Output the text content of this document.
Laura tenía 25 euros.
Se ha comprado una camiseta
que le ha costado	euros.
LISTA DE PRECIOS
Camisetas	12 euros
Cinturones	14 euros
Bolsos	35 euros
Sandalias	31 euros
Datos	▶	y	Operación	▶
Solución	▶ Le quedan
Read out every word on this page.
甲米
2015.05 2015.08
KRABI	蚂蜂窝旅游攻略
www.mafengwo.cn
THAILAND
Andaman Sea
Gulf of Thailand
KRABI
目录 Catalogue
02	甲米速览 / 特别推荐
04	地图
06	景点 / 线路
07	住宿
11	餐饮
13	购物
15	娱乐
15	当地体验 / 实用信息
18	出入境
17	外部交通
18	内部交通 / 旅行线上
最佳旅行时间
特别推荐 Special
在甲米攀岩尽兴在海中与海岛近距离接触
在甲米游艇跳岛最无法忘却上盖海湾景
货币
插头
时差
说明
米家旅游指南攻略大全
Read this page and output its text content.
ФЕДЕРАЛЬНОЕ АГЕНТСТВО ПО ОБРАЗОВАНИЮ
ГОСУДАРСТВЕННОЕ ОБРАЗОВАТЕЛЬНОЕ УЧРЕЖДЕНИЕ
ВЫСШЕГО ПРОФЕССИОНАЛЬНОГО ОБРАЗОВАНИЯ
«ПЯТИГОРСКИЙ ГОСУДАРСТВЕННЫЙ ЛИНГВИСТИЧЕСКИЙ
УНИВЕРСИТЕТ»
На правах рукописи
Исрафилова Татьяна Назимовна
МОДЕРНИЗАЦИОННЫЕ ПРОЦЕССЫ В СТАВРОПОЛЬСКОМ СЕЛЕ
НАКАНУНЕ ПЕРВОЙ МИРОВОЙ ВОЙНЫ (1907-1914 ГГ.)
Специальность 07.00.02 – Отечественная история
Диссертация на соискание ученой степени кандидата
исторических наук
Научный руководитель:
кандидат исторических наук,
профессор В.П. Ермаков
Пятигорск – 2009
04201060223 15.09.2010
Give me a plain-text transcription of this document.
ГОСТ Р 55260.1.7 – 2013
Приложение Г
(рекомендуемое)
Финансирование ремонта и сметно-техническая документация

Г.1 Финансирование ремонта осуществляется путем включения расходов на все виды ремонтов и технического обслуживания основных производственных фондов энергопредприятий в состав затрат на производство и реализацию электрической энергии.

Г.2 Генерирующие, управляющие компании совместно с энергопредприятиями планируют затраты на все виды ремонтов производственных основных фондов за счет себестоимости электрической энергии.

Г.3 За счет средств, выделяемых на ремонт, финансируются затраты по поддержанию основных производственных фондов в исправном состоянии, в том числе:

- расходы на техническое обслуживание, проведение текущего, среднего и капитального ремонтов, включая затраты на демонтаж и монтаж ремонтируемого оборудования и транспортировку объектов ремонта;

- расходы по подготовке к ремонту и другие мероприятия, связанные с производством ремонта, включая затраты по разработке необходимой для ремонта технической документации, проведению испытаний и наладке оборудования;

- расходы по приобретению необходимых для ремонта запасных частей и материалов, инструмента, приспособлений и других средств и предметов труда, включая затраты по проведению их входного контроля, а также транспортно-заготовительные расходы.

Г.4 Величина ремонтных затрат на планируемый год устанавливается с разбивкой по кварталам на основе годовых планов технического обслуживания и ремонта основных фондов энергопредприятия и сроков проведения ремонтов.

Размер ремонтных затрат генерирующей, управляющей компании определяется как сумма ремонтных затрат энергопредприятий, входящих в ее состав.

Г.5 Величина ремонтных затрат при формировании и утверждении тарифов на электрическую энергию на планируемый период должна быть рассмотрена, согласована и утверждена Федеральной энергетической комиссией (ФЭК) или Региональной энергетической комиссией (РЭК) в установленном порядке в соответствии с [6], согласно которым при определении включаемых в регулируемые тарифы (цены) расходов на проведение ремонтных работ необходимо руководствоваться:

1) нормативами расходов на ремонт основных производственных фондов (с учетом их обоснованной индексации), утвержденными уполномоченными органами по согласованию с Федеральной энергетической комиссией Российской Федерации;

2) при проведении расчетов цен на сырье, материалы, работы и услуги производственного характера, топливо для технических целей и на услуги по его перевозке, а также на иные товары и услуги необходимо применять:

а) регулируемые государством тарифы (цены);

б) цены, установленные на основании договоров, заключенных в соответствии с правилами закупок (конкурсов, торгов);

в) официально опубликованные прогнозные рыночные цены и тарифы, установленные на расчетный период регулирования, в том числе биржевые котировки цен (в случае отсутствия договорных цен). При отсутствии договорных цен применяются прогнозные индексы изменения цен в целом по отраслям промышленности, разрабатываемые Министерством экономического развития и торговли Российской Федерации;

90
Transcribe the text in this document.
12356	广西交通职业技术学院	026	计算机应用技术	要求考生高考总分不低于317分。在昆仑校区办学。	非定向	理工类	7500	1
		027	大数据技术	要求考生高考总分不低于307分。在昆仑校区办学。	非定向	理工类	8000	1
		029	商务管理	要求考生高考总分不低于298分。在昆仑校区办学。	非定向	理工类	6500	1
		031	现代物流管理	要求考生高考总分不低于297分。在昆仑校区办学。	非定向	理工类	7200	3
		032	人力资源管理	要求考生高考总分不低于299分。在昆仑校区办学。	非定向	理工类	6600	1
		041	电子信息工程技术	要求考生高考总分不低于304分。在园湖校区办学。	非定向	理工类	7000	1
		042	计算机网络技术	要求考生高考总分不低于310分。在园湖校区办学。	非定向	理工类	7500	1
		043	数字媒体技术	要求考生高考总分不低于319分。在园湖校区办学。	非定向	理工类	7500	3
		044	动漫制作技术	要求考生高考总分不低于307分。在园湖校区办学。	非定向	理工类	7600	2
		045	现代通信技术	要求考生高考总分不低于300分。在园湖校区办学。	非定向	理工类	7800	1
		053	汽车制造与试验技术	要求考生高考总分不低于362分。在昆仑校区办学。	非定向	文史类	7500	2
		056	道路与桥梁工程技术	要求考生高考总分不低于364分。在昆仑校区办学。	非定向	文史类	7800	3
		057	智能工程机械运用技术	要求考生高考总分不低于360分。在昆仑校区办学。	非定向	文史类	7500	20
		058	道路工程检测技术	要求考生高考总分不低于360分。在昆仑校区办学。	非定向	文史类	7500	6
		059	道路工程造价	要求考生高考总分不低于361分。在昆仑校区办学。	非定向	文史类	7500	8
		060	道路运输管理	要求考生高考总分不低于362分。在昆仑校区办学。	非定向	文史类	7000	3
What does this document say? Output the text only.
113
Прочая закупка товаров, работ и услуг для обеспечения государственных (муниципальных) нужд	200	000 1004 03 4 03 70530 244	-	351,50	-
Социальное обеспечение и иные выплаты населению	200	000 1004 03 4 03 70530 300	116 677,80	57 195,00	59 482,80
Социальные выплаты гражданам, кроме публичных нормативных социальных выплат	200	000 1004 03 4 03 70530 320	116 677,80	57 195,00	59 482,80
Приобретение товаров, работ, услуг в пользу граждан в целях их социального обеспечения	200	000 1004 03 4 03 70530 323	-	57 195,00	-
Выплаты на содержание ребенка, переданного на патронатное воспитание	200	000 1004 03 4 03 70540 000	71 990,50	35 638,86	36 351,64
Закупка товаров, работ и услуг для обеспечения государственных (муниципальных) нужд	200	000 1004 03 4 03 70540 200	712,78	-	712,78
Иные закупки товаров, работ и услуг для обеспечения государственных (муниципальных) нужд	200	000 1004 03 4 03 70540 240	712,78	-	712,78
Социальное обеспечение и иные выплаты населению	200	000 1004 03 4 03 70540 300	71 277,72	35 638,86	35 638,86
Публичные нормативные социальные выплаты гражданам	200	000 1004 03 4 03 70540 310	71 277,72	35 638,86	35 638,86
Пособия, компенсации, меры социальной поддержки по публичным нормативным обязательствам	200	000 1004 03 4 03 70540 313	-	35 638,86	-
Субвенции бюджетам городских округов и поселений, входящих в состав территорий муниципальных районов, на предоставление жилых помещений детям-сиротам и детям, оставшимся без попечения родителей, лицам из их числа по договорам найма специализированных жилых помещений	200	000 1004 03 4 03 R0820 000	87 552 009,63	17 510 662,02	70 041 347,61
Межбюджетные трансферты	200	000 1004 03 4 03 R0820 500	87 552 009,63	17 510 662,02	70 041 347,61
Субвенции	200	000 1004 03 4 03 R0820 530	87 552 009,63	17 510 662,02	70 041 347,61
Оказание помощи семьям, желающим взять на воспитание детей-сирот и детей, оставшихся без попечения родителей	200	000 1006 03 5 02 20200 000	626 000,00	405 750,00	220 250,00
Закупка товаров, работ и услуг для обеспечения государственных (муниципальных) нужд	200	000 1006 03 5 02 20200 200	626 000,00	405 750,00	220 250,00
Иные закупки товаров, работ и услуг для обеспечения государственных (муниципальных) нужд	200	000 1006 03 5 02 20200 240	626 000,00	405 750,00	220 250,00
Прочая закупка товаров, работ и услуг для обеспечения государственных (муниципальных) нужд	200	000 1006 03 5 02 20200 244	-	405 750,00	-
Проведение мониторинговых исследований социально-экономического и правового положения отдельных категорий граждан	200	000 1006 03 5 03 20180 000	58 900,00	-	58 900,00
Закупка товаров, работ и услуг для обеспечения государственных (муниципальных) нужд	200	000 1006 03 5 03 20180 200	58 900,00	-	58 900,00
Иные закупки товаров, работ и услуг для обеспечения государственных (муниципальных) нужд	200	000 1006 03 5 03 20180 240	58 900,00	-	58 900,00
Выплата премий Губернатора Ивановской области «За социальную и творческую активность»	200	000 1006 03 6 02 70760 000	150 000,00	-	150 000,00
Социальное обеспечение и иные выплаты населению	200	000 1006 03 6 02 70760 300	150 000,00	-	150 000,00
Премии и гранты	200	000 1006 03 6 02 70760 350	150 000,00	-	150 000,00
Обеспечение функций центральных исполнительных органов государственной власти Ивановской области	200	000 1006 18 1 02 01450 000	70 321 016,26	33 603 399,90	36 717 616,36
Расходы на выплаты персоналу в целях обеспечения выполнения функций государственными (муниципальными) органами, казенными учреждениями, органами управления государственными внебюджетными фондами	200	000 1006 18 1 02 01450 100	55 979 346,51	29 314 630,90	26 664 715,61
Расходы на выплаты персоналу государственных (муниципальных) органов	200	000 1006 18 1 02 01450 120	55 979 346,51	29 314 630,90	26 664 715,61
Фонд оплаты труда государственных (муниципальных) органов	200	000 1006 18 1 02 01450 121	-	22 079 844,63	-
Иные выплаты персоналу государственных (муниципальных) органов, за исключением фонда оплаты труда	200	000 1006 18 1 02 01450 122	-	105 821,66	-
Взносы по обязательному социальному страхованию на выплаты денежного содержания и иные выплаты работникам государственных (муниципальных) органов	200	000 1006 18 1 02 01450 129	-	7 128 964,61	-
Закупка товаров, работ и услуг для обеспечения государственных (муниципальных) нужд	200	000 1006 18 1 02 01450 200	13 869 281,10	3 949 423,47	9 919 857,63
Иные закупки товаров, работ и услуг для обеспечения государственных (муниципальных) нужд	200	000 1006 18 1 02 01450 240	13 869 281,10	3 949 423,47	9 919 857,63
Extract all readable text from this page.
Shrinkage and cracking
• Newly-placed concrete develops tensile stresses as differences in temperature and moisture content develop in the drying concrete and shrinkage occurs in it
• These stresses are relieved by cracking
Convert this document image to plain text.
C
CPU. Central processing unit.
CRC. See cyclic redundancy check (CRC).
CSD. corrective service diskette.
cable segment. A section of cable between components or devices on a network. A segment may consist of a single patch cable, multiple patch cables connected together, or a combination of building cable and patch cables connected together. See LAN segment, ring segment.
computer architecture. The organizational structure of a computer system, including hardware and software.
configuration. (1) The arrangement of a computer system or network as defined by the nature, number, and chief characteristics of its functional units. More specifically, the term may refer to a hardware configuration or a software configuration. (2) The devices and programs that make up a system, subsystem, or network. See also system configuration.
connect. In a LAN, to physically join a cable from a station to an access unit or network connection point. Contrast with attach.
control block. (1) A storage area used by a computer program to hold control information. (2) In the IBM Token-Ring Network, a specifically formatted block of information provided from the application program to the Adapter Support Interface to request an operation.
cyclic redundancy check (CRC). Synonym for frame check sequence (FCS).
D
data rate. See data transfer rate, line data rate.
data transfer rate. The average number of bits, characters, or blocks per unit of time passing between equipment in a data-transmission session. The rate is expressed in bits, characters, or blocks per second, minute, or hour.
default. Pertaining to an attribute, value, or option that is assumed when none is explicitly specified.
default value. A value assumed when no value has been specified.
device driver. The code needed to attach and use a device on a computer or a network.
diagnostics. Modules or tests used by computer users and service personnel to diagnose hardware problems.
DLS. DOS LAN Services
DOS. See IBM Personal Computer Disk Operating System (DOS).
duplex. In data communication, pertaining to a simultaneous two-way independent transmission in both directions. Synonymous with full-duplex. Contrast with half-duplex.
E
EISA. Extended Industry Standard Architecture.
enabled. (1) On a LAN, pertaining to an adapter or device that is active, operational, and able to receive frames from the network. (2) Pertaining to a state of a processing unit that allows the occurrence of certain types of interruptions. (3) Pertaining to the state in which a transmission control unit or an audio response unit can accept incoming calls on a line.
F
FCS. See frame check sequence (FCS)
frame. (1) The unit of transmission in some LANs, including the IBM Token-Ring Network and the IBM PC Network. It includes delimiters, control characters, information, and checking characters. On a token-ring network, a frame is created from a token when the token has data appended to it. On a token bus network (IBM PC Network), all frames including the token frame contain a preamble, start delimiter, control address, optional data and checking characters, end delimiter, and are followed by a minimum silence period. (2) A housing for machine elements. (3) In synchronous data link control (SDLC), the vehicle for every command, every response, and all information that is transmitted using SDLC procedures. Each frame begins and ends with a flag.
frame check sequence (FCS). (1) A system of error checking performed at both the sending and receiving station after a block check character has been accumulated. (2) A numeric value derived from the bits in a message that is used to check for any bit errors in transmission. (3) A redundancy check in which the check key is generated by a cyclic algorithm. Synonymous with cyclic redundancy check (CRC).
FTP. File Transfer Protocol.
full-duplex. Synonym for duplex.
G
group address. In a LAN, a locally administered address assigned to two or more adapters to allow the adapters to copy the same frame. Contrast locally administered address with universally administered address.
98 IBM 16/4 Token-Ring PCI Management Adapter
-.-.-
_Problem_
State the number of lines in the preceding entries that include the word "在昆仑校区办学". Provide nothing else.

_Solved exercise_
11